** Requirement **
Please quote every line word for word.

** Data supplied **

— START —

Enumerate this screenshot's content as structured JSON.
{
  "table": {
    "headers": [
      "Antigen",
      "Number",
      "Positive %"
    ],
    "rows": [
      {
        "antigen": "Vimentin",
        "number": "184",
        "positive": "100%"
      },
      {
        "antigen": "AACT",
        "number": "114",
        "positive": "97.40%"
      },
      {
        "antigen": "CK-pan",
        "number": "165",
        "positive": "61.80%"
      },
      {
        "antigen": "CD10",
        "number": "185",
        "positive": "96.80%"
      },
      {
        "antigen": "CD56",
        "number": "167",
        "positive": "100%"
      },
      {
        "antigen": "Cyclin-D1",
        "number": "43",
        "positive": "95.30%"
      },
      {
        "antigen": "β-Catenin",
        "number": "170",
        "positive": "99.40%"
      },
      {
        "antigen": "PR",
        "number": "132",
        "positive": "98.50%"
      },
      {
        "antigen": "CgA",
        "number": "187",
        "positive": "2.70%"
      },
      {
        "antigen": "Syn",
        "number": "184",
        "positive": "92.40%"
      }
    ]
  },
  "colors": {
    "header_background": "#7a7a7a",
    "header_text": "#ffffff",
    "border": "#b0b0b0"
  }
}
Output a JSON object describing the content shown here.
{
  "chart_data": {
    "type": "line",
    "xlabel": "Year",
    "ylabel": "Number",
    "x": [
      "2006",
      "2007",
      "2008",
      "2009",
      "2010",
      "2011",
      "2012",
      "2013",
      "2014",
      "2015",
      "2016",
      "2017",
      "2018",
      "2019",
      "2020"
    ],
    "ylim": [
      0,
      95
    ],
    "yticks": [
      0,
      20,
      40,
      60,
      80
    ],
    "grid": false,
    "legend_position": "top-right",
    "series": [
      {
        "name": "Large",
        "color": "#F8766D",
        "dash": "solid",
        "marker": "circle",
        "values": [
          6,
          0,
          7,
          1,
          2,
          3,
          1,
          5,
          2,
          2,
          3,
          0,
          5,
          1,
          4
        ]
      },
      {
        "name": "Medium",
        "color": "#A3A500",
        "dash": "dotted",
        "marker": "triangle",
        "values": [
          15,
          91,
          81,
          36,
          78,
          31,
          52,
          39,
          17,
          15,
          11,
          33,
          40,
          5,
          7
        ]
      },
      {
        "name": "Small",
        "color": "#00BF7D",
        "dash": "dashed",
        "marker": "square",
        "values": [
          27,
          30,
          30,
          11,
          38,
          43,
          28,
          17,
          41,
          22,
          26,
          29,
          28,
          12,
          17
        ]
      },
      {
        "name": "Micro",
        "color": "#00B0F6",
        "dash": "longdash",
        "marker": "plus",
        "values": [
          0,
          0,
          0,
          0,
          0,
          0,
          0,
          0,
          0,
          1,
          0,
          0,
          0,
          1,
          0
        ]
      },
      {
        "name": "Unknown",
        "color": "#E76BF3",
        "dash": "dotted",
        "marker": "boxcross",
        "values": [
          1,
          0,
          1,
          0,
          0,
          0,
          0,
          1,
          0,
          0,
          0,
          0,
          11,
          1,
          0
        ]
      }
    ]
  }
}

— END —

** Finished task **
Enumerate this screenshot's content as structured JSON.
{
  "table": {
    "headers": [
      "Antigen",
      "Number",
      "Positive %"
    ],
    "rows": [
      {
        "antigen": "Vimentin",
        "number": "184",
        "positive": "100%"
      },
      {
        "antigen": "AACT",
        "number": "114",
        "positive": "97.40%"
      },
      {
        "antigen": "CK-pan",
        "number": "165",
        "positive": "61.80%"
      },
      {
        "antigen": "CD10",
        "number": "185",
        "positive": "96.80%"
      },
      {
        "antigen": "CD56",
        "number": "167",
        "positive": "100%"
      },
      {
        "antigen": "Cyclin-D1",
        "number": "43",
        "positive": "95.30%"
      },
      {
        "antigen": "β-Catenin",
        "number": "170",
        "positive": "99.40%"
      },
      {
        "antigen": "PR",
        "number": "132",
        "positive": "98.50%"
      },
      {
        "antigen": "CgA",
        "number": "187",
        "positive": "2.70%"
      },
      {
        "antigen": "Syn",
        "number": "184",
        "positive": "92.40%"
      }
    ]
  },
  "colors": {
    "header_background": "#7a7a7a",
    "header_text": "#ffffff",
    "border": "#b0b0b0"
  }
}
Output a JSON object describing the content shown here.
{
  "chart_data": {
    "type": "line",
    "xlabel": "Year",
    "ylabel": "Number",
    "x": [
      "2006",
      "2007",
      "2008",
      "2009",
      "2010",
      "2011",
      "2012",
      "2013",
      "2014",
      "2015",
      "2016",
      "2017",
      "2018",
      "2019",
      "2020"
    ],
    "ylim": [
      0,
      95
    ],
    "yticks": [
      0,
      20,
      40,
      60,
      80
    ],
    "grid": false,
    "legend_position": "top-right",
    "series": [
      {
        "name": "Large",
        "color": "#F8766D",
        "dash": "solid",
        "marker": "circle",
        "values": [
          6,
          0,
          7,
          1,
          2,
          3,
          1,
          5,
          2,
          2,
          3,
          0,
          5,
          1,
          4
        ]
      },
      {
        "name": "Medium",
        "color": "#A3A500",
        "dash": "dotted",
        "marker": "triangle",
        "values": [
          15,
          91,
          81,
          36,
          78,
          31,
          52,
          39,
          17,
          15,
          11,
          33,
          40,
          5,
          7
        ]
      },
      {
        "name": "Small",
        "color": "#00BF7D",
        "dash": "dashed",
        "marker": "square",
        "values": [
          27,
          30,
          30,
          11,
          38,
          43,
          28,
          17,
          41,
          22,
          26,
          29,
          28,
          12,
          17
        ]
      },
      {
        "name": "Micro",
        "color": "#00B0F6",
        "dash": "longdash",
        "marker": "plus",
        "values": [
          0,
          0,
          0,
          0,
          0,
          0,
          0,
          0,
          0,
          1,
          0,
          0,
          0,
          1,
          0
        ]
      },
      {
        "name": "Unknown",
        "color": "#E76BF3",
        "dash": "dotted",
        "marker": "boxcross",
        "values": [
          1,
          0,
          1,
          0,
          0,
          0,
          0,
          1,
          0,
          0,
          0,
          0,
          11,
          1,
          0
        ]
      }
    ]
  }
}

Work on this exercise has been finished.